Write out each entry again. Keep every word exactly as it is.

━━━━━ Material shown

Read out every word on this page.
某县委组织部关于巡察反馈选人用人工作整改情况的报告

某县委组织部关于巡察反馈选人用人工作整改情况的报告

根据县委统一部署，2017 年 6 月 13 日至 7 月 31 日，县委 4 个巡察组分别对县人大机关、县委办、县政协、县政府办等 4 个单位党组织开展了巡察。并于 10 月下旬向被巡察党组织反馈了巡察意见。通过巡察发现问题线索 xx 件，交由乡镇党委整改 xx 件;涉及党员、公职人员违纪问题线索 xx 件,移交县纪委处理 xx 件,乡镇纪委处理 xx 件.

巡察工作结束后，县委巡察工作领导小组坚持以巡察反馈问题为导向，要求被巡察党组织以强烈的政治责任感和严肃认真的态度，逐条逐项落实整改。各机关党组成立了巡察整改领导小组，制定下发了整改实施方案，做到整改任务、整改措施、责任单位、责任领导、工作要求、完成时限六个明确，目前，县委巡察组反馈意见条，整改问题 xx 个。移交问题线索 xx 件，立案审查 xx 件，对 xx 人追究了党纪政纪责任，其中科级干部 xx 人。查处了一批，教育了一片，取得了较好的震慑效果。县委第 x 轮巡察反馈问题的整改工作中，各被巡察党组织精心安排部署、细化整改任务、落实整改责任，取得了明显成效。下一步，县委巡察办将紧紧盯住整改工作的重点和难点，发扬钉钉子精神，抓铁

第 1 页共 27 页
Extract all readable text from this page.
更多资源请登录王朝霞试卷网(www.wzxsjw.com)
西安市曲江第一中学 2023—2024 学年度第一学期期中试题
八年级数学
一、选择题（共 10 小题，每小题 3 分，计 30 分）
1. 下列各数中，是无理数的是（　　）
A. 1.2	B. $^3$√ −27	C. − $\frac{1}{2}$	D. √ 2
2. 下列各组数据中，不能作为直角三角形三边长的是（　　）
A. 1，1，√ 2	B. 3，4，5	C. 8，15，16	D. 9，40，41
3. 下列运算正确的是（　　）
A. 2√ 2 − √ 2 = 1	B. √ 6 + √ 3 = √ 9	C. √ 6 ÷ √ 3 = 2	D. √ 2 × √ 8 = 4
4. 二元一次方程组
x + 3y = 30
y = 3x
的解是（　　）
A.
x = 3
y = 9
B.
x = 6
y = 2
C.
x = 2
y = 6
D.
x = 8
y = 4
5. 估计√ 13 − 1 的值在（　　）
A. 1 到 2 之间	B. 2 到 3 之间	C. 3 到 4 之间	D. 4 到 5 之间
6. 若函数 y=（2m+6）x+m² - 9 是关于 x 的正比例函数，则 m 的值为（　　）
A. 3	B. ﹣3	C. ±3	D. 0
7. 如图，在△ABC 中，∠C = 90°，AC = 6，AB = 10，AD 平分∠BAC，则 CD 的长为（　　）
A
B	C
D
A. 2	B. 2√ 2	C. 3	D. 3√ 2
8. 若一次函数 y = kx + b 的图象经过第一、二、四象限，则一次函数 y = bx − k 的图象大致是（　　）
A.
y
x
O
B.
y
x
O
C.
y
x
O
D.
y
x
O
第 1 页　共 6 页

━━━━━━━━━━

→ Exercise response
Read out every word on this page.
某县委组织部关于巡察反馈选人用人工作整改情况的报告

某县委组织部关于巡察反馈选人用人工作整改情况的报告

根据县委统一部署，2017 年 6 月 13 日至 7 月 31 日，县委 4 个巡察组分别对县人大机关、县委办、县政协、县政府办等 4 个单位党组织开展了巡察。并于 10 月下旬向被巡察党组织反馈了巡察意见。通过巡察发现问题线索 xx 件，交由乡镇党委整改 xx 件;涉及党员、公职人员违纪问题线索 xx 件,移交县纪委处理 xx 件,乡镇纪委处理 xx 件.

巡察工作结束后，县委巡察工作领导小组坚持以巡察反馈问题为导向，要求被巡察党组织以强烈的政治责任感和严肃认真的态度，逐条逐项落实整改。各机关党组成立了巡察整改领导小组，制定下发了整改实施方案，做到整改任务、整改措施、责任单位、责任领导、工作要求、完成时限六个明确，目前，县委巡察组反馈意见条，整改问题 xx 个。移交问题线索 xx 件，立案审查 xx 件，对 xx 人追究了党纪政纪责任，其中科级干部 xx 人。查处了一批，教育了一片，取得了较好的震慑效果。县委第 x 轮巡察反馈问题的整改工作中，各被巡察党组织精心安排部署、细化整改任务、落实整改责任，取得了明显成效。下一步，县委巡察办将紧紧盯住整改工作的重点和难点，发扬钉钉子精神，抓铁

第 1 页共 27 页
Extract all readable text from this page.
更多资源请登录王朝霞试卷网(www.wzxsjw.com)
西安市曲江第一中学 2023—2024 学年度第一学期期中试题
八年级数学
一、选择题（共 10 小题，每小题 3 分，计 30 分）
1. 下列各数中，是无理数的是（　　）
A. 1.2	B. $^3$√ −27	C. − $\frac{1}{2}$	D. √ 2
2. 下列各组数据中，不能作为直角三角形三边长的是（　　）
A. 1，1，√ 2	B. 3，4，5	C. 8，15，16	D. 9，40，41
3. 下列运算正确的是（　　）
A. 2√ 2 − √ 2 = 1	B. √ 6 + √ 3 = √ 9	C. √ 6 ÷ √ 3 = 2	D. √ 2 × √ 8 = 4
4. 二元一次方程组
x + 3y = 30
y = 3x
的解是（　　）
A.
x = 3
y = 9
B.
x = 6
y = 2
C.
x = 2
y = 6
D.
x = 8
y = 4
5. 估计√ 13 − 1 的值在（　　）
A. 1 到 2 之间	B. 2 到 3 之间	C. 3 到 4 之间	D. 4 到 5 之间
6. 若函数 y=（2m+6）x+m² - 9 是关于 x 的正比例函数，则 m 的值为（　　）
A. 3	B. ﹣3	C. ±3	D. 0
7. 如图，在△ABC 中，∠C = 90°，AC = 6，AB = 10，AD 平分∠BAC，则 CD 的长为（　　）
A
B	C
D
A. 2	B. 2√ 2	C. 3	D. 3√ 2
8. 若一次函数 y = kx + b 的图象经过第一、二、四象限，则一次函数 y = bx − k 的图象大致是（　　）
A.
y
x
O
B.
y
x
O
C.
y
x
O
D.
y
x
O
第 1 页　共 6 页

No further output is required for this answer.